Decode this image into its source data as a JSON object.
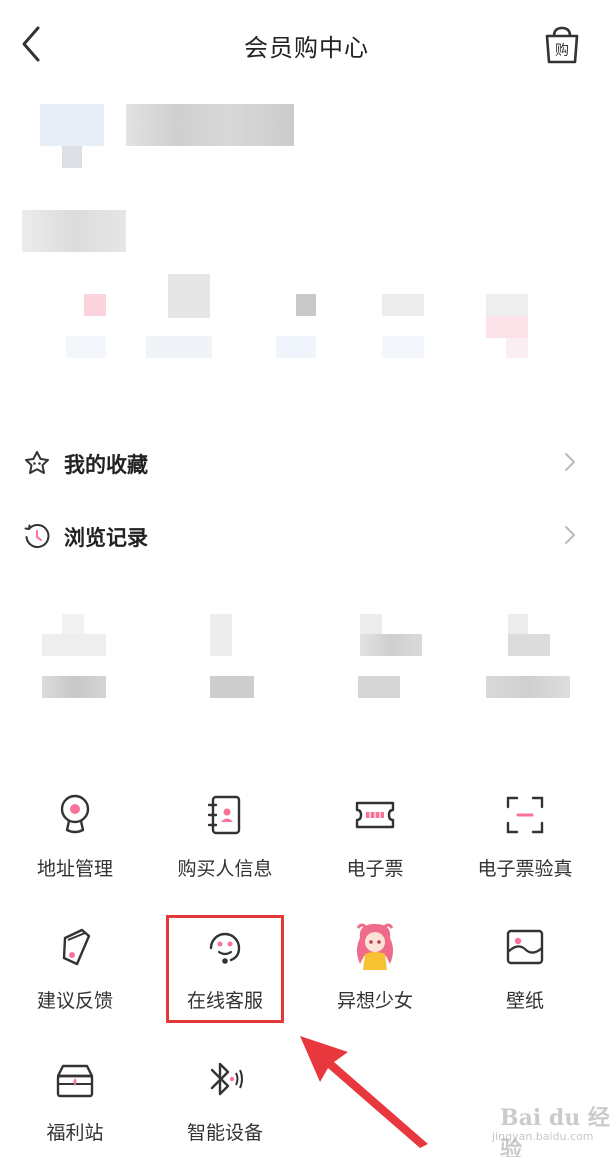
{
  "header": {
    "title": "会员购中心",
    "bag_glyph": "购"
  },
  "rows": [
    {
      "label": "我的收藏",
      "icon": "star-icon"
    },
    {
      "label": "浏览记录",
      "icon": "history-icon"
    }
  ],
  "services": [
    {
      "label": "地址管理",
      "icon": "location-icon"
    },
    {
      "label": "购买人信息",
      "icon": "contact-book-icon"
    },
    {
      "label": "电子票",
      "icon": "ticket-icon"
    },
    {
      "label": "电子票验真",
      "icon": "scan-icon"
    },
    {
      "label": "建议反馈",
      "icon": "feedback-icon"
    },
    {
      "label": "在线客服",
      "icon": "customer-service-icon"
    },
    {
      "label": "异想少女",
      "icon": "anime-girl-icon"
    },
    {
      "label": "壁纸",
      "icon": "wallpaper-icon"
    },
    {
      "label": "福利站",
      "icon": "gift-box-icon"
    },
    {
      "label": "智能设备",
      "icon": "bluetooth-icon"
    }
  ],
  "watermark": {
    "text": "Bai du 经验",
    "url": "jingyan.baidu.com"
  },
  "colors": {
    "accent": "#fb7299",
    "highlight": "#e23a3a",
    "arrow": "#e8383d"
  }
}
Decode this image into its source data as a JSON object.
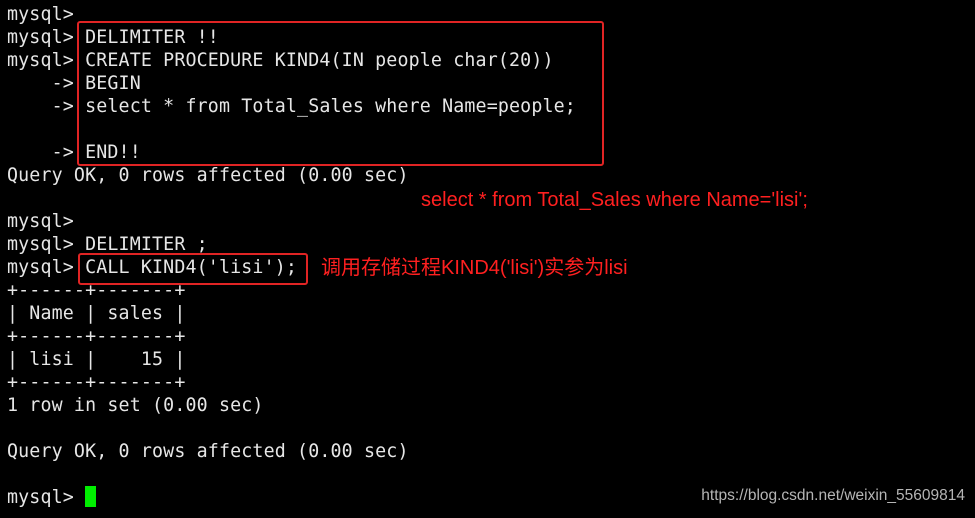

········

* [PROBLEM STATEMENT] Reproduce the records, all of them, word for word; omit the pictures.

* [TASK ANSWER]
Decode this image into its source data as a JSON object.
{
  "header": {
    "title": "会员购中心",
    "bag_glyph": "购"
  },
  "rows": [
    {
      "label": "我的收藏",
      "icon": "star-icon"
    },
    {
      "label": "浏览记录",
      "icon": "history-icon"
    }
  ],
  "services": [
    {
      "label": "地址管理",
      "icon": "location-icon"
    },
    {
      "label": "购买人信息",
      "icon": "contact-book-icon"
    },
    {
      "label": "电子票",
      "icon": "ticket-icon"
    },
    {
      "label": "电子票验真",
      "icon": "scan-icon"
    },
    {
      "label": "建议反馈",
      "icon": "feedback-icon"
    },
    {
      "label": "在线客服",
      "icon": "customer-service-icon"
    },
    {
      "label": "异想少女",
      "icon": "anime-girl-icon"
    },
    {
      "label": "壁纸",
      "icon": "wallpaper-icon"
    },
    {
      "label": "福利站",
      "icon": "gift-box-icon"
    },
    {
      "label": "智能设备",
      "icon": "bluetooth-icon"
    }
  ],
  "watermark": {
    "text": "Bai du 经验",
    "url": "jingyan.baidu.com"
  },
  "colors": {
    "accent": "#fb7299",
    "highlight": "#e23a3a",
    "arrow": "#e8383d"
  }
}
Decode this image into its source data as a JSON object.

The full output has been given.